=== TASK BRIEF ===
Return the entries below in their exact form, leaving the pictures out.

* Begin *

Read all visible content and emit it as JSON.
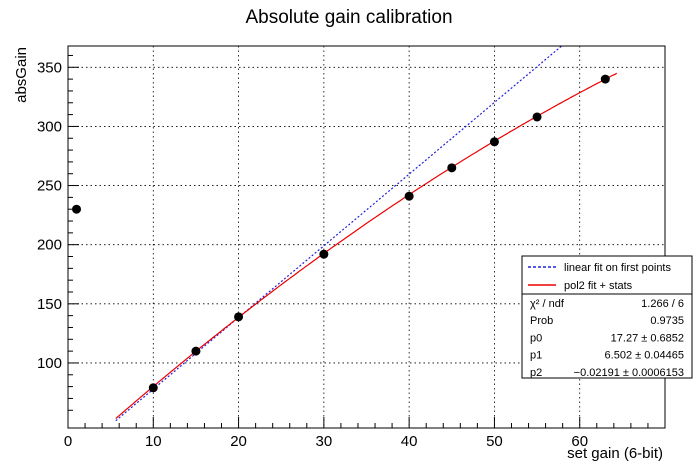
{
  "chart_data": {
    "type": "scatter",
    "title": "Absolute gain calibration",
    "xlabel": "set gain (6-bit)",
    "ylabel": "absGain",
    "xlim": [
      0,
      70
    ],
    "ylim": [
      45,
      368
    ],
    "xticks": [
      0,
      10,
      20,
      30,
      40,
      50,
      60
    ],
    "yticks": [
      100,
      150,
      200,
      250,
      300,
      350
    ],
    "grid": true,
    "points": [
      {
        "x": 1,
        "y": 230
      },
      {
        "x": 10,
        "y": 79
      },
      {
        "x": 15,
        "y": 110
      },
      {
        "x": 20,
        "y": 139
      },
      {
        "x": 30,
        "y": 192
      },
      {
        "x": 40,
        "y": 241
      },
      {
        "x": 45,
        "y": 265
      },
      {
        "x": 50,
        "y": 287
      },
      {
        "x": 55,
        "y": 308
      },
      {
        "x": 63,
        "y": 340
      }
    ],
    "series": [
      {
        "name": "linear fit on first points",
        "kind": "linear",
        "color": "#2020dd",
        "dash": true,
        "intercept": 17.27,
        "slope": 6.06,
        "x_range": [
          5.6,
          58.7
        ]
      },
      {
        "name": "pol2 fit + stats",
        "kind": "pol2",
        "color": "#ee0000",
        "dash": false,
        "p0": 17.27,
        "p1": 6.502,
        "p2": -0.02191,
        "x_range": [
          5.6,
          64.5
        ]
      }
    ],
    "legend": {
      "placement": "bottom-right",
      "entries": [
        "linear fit on first points",
        "pol2 fit + stats"
      ]
    },
    "stats": [
      {
        "label": "χ² / ndf",
        "value": "1.266 / 6"
      },
      {
        "label": "Prob",
        "value": "0.9735"
      },
      {
        "label": "p0",
        "value": "17.27 ± 0.6852"
      },
      {
        "label": "p1",
        "value": "6.502 ± 0.04465"
      },
      {
        "label": "p2",
        "value": "−0.02191 ± 0.0006153"
      }
    ]
  }
}
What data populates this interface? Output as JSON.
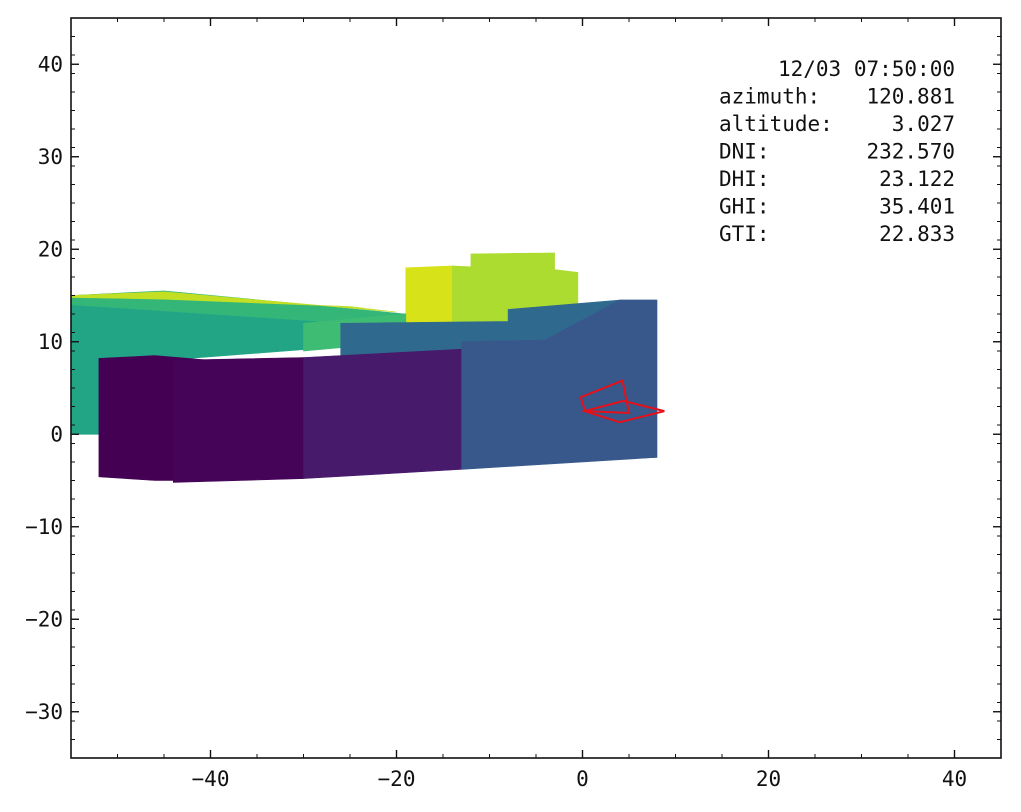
{
  "chart_data": {
    "type": "3d-scene",
    "title": "",
    "xlabel": "",
    "ylabel": "",
    "xlim": [
      -55,
      45
    ],
    "ylim": [
      -35,
      45
    ],
    "x_ticks": [
      -40,
      -20,
      0,
      20,
      40
    ],
    "y_ticks": [
      -30,
      -20,
      -10,
      0,
      10,
      20,
      30,
      40
    ],
    "x_tick_labels": [
      "−40",
      "−20",
      "0",
      "20",
      "40"
    ],
    "y_tick_labels": [
      "−30",
      "−20",
      "−10",
      "0",
      "10",
      "20",
      "30",
      "40"
    ],
    "grid": false,
    "colormap": "viridis",
    "info_box": {
      "timestamp": "12/03 07:50:00",
      "rows": [
        {
          "label": "azimuth:",
          "value": "120.881"
        },
        {
          "label": "altitude:",
          "value": "3.027"
        },
        {
          "label": "DNI:",
          "value": "232.570"
        },
        {
          "label": "DHI:",
          "value": "23.122"
        },
        {
          "label": "GHI:",
          "value": "35.401"
        },
        {
          "label": "GTI:",
          "value": "22.833"
        }
      ]
    },
    "surfaces": [
      {
        "name": "left-block-face",
        "color": "#21a585",
        "points": [
          [
            -55,
            0
          ],
          [
            -55,
            15
          ],
          [
            -19,
            13
          ],
          [
            -19,
            10
          ],
          [
            -45,
            8
          ],
          [
            -52,
            0
          ]
        ]
      },
      {
        "name": "left-block-roof",
        "color": "#34b679",
        "points": [
          [
            -55,
            15
          ],
          [
            -45,
            15.5
          ],
          [
            -19,
            13
          ],
          [
            -25,
            12
          ],
          [
            -55,
            14
          ]
        ]
      },
      {
        "name": "left-block-top-band",
        "color": "#c2df23",
        "points": [
          [
            -55,
            15
          ],
          [
            -45,
            15.4
          ],
          [
            -20,
            13.2
          ],
          [
            -25,
            13.8
          ],
          [
            -45,
            14.6
          ],
          [
            -55,
            14.8
          ]
        ]
      },
      {
        "name": "yellow-box-left",
        "color": "#d8e219",
        "points": [
          [
            -19,
            18
          ],
          [
            -14,
            18.2
          ],
          [
            -14,
            12
          ],
          [
            -19,
            12
          ]
        ]
      },
      {
        "name": "yellow-box-right",
        "color": "#addc30",
        "points": [
          [
            -14,
            18.2
          ],
          [
            -12,
            18.1
          ],
          [
            -12,
            19.5
          ],
          [
            -3,
            19.6
          ],
          [
            -3,
            17.8
          ],
          [
            -0.5,
            17.5
          ],
          [
            -0.5,
            12
          ],
          [
            -14,
            12
          ]
        ]
      },
      {
        "name": "teal-band",
        "color": "#3fbc73",
        "points": [
          [
            -30,
            12
          ],
          [
            -19,
            13
          ],
          [
            -19,
            10
          ],
          [
            -30,
            9
          ]
        ]
      },
      {
        "name": "mid-blue-wall",
        "color": "#30698e",
        "points": [
          [
            -26,
            12
          ],
          [
            -8,
            12.2
          ],
          [
            -8,
            13.5
          ],
          [
            4,
            14.5
          ],
          [
            8,
            14.5
          ],
          [
            8,
            -2.5
          ],
          [
            -26,
            -4
          ]
        ]
      },
      {
        "name": "front-wall-left",
        "color": "#440154",
        "points": [
          [
            -52,
            8.2
          ],
          [
            -46,
            8.5
          ],
          [
            -40,
            8
          ],
          [
            -40,
            -5
          ],
          [
            -46,
            -5
          ],
          [
            -52,
            -4.6
          ]
        ]
      },
      {
        "name": "front-wall-dark",
        "color": "#450457",
        "points": [
          [
            -44,
            8
          ],
          [
            -30,
            8.3
          ],
          [
            -30,
            -4.8
          ],
          [
            -44,
            -5.2
          ]
        ]
      },
      {
        "name": "front-wall-mid",
        "color": "#481a6c",
        "points": [
          [
            -30,
            8.3
          ],
          [
            -13,
            9.2
          ],
          [
            -13,
            -3.8
          ],
          [
            -30,
            -4.8
          ]
        ]
      },
      {
        "name": "front-wall-right",
        "color": "#38588c",
        "points": [
          [
            -13,
            10
          ],
          [
            -4,
            10.2
          ],
          [
            4,
            14.5
          ],
          [
            8,
            14.5
          ],
          [
            8,
            -2.5
          ],
          [
            -13,
            -3.8
          ]
        ]
      }
    ],
    "red_outline": [
      {
        "name": "panel-upright",
        "points": [
          [
            -0.2,
            4
          ],
          [
            4.3,
            5.8
          ],
          [
            5,
            2.3
          ],
          [
            0.3,
            2.5
          ]
        ]
      },
      {
        "name": "panel-flat",
        "points": [
          [
            0.2,
            2.5
          ],
          [
            4.4,
            3.6
          ],
          [
            8.8,
            2.5
          ],
          [
            4,
            1.3
          ]
        ]
      }
    ]
  }
}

* End *

=== THE RESULT ===
Read all visible content and emit it as JSON.
{
  "chart_data": {
    "type": "scatter",
    "title": "Absolute gain calibration",
    "xlabel": "set gain (6-bit)",
    "ylabel": "absGain",
    "xlim": [
      0,
      70
    ],
    "ylim": [
      45,
      368
    ],
    "xticks": [
      0,
      10,
      20,
      30,
      40,
      50,
      60
    ],
    "yticks": [
      100,
      150,
      200,
      250,
      300,
      350
    ],
    "grid": true,
    "points": [
      {
        "x": 1,
        "y": 230
      },
      {
        "x": 10,
        "y": 79
      },
      {
        "x": 15,
        "y": 110
      },
      {
        "x": 20,
        "y": 139
      },
      {
        "x": 30,
        "y": 192
      },
      {
        "x": 40,
        "y": 241
      },
      {
        "x": 45,
        "y": 265
      },
      {
        "x": 50,
        "y": 287
      },
      {
        "x": 55,
        "y": 308
      },
      {
        "x": 63,
        "y": 340
      }
    ],
    "series": [
      {
        "name": "linear fit on first points",
        "kind": "linear",
        "color": "#2020dd",
        "dash": true,
        "intercept": 17.27,
        "slope": 6.06,
        "x_range": [
          5.6,
          58.7
        ]
      },
      {
        "name": "pol2 fit + stats",
        "kind": "pol2",
        "color": "#ee0000",
        "dash": false,
        "p0": 17.27,
        "p1": 6.502,
        "p2": -0.02191,
        "x_range": [
          5.6,
          64.5
        ]
      }
    ],
    "legend": {
      "placement": "bottom-right",
      "entries": [
        "linear fit on first points",
        "pol2 fit + stats"
      ]
    },
    "stats": [
      {
        "label": "χ² / ndf",
        "value": "1.266 / 6"
      },
      {
        "label": "Prob",
        "value": "0.9735"
      },
      {
        "label": "p0",
        "value": "17.27 ± 0.6852"
      },
      {
        "label": "p1",
        "value": "6.502 ± 0.04465"
      },
      {
        "label": "p2",
        "value": "−0.02191 ± 0.0006153"
      }
    ]
  }
}
What data populates this interface? Output as JSON.
{
  "chart_data": {
    "type": "3d-scene",
    "title": "",
    "xlabel": "",
    "ylabel": "",
    "xlim": [
      -55,
      45
    ],
    "ylim": [
      -35,
      45
    ],
    "x_ticks": [
      -40,
      -20,
      0,
      20,
      40
    ],
    "y_ticks": [
      -30,
      -20,
      -10,
      0,
      10,
      20,
      30,
      40
    ],
    "x_tick_labels": [
      "−40",
      "−20",
      "0",
      "20",
      "40"
    ],
    "y_tick_labels": [
      "−30",
      "−20",
      "−10",
      "0",
      "10",
      "20",
      "30",
      "40"
    ],
    "grid": false,
    "colormap": "viridis",
    "info_box": {
      "timestamp": "12/03 07:50:00",
      "rows": [
        {
          "label": "azimuth:",
          "value": "120.881"
        },
        {
          "label": "altitude:",
          "value": "3.027"
        },
        {
          "label": "DNI:",
          "value": "232.570"
        },
        {
          "label": "DHI:",
          "value": "23.122"
        },
        {
          "label": "GHI:",
          "value": "35.401"
        },
        {
          "label": "GTI:",
          "value": "22.833"
        }
      ]
    },
    "surfaces": [
      {
        "name": "left-block-face",
        "color": "#21a585",
        "points": [
          [
            -55,
            0
          ],
          [
            -55,
            15
          ],
          [
            -19,
            13
          ],
          [
            -19,
            10
          ],
          [
            -45,
            8
          ],
          [
            -52,
            0
          ]
        ]
      },
      {
        "name": "left-block-roof",
        "color": "#34b679",
        "points": [
          [
            -55,
            15
          ],
          [
            -45,
            15.5
          ],
          [
            -19,
            13
          ],
          [
            -25,
            12
          ],
          [
            -55,
            14
          ]
        ]
      },
      {
        "name": "left-block-top-band",
        "color": "#c2df23",
        "points": [
          [
            -55,
            15
          ],
          [
            -45,
            15.4
          ],
          [
            -20,
            13.2
          ],
          [
            -25,
            13.8
          ],
          [
            -45,
            14.6
          ],
          [
            -55,
            14.8
          ]
        ]
      },
      {
        "name": "yellow-box-left",
        "color": "#d8e219",
        "points": [
          [
            -19,
            18
          ],
          [
            -14,
            18.2
          ],
          [
            -14,
            12
          ],
          [
            -19,
            12
          ]
        ]
      },
      {
        "name": "yellow-box-right",
        "color": "#addc30",
        "points": [
          [
            -14,
            18.2
          ],
          [
            -12,
            18.1
          ],
          [
            -12,
            19.5
          ],
          [
            -3,
            19.6
          ],
          [
            -3,
            17.8
          ],
          [
            -0.5,
            17.5
          ],
          [
            -0.5,
            12
          ],
          [
            -14,
            12
          ]
        ]
      },
      {
        "name": "teal-band",
        "color": "#3fbc73",
        "points": [
          [
            -30,
            12
          ],
          [
            -19,
            13
          ],
          [
            -19,
            10
          ],
          [
            -30,
            9
          ]
        ]
      },
      {
        "name": "mid-blue-wall",
        "color": "#30698e",
        "points": [
          [
            -26,
            12
          ],
          [
            -8,
            12.2
          ],
          [
            -8,
            13.5
          ],
          [
            4,
            14.5
          ],
          [
            8,
            14.5
          ],
          [
            8,
            -2.5
          ],
          [
            -26,
            -4
          ]
        ]
      },
      {
        "name": "front-wall-left",
        "color": "#440154",
        "points": [
          [
            -52,
            8.2
          ],
          [
            -46,
            8.5
          ],
          [
            -40,
            8
          ],
          [
            -40,
            -5
          ],
          [
            -46,
            -5
          ],
          [
            -52,
            -4.6
          ]
        ]
      },
      {
        "name": "front-wall-dark",
        "color": "#450457",
        "points": [
          [
            -44,
            8
          ],
          [
            -30,
            8.3
          ],
          [
            -30,
            -4.8
          ],
          [
            -44,
            -5.2
          ]
        ]
      },
      {
        "name": "front-wall-mid",
        "color": "#481a6c",
        "points": [
          [
            -30,
            8.3
          ],
          [
            -13,
            9.2
          ],
          [
            -13,
            -3.8
          ],
          [
            -30,
            -4.8
          ]
        ]
      },
      {
        "name": "front-wall-right",
        "color": "#38588c",
        "points": [
          [
            -13,
            10
          ],
          [
            -4,
            10.2
          ],
          [
            4,
            14.5
          ],
          [
            8,
            14.5
          ],
          [
            8,
            -2.5
          ],
          [
            -13,
            -3.8
          ]
        ]
      }
    ],
    "red_outline": [
      {
        "name": "panel-upright",
        "points": [
          [
            -0.2,
            4
          ],
          [
            4.3,
            5.8
          ],
          [
            5,
            2.3
          ],
          [
            0.3,
            2.5
          ]
        ]
      },
      {
        "name": "panel-flat",
        "points": [
          [
            0.2,
            2.5
          ],
          [
            4.4,
            3.6
          ],
          [
            8.8,
            2.5
          ],
          [
            4,
            1.3
          ]
        ]
      }
    ]
  }
}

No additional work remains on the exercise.